Data records:
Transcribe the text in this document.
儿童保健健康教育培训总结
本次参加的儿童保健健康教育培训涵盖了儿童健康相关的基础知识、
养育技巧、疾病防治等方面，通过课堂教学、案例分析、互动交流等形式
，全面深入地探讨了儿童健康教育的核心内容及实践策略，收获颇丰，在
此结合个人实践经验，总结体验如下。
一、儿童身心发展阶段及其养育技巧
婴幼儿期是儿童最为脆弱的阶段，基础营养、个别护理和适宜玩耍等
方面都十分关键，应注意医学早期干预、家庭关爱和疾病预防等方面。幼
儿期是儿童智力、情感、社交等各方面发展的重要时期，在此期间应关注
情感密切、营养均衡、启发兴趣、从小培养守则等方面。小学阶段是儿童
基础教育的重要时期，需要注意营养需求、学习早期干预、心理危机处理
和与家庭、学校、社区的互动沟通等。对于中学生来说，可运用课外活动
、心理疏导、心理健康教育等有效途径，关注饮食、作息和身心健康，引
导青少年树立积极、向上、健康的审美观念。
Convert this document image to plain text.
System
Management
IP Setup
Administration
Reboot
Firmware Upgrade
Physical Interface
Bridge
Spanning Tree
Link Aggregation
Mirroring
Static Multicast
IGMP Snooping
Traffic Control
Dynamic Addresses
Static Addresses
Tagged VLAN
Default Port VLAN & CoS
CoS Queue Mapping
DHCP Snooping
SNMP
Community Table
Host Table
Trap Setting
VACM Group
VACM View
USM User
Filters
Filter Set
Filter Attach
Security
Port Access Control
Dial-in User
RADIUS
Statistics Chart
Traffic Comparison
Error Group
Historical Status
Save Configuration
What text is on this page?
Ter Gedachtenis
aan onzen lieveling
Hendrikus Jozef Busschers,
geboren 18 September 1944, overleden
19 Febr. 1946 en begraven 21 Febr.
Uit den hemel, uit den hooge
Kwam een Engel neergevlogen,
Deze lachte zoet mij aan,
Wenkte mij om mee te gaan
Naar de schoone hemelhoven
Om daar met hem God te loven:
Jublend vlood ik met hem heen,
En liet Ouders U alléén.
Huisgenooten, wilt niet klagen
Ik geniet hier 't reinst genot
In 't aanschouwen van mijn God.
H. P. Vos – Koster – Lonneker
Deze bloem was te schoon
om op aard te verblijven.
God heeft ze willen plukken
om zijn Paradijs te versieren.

TASK INSTRUCTIONS:
From the entries above, return each line with the word "document" in it.

FULL RESPONSE:
Transcribe the text in this document.
Convert this document image to plain text.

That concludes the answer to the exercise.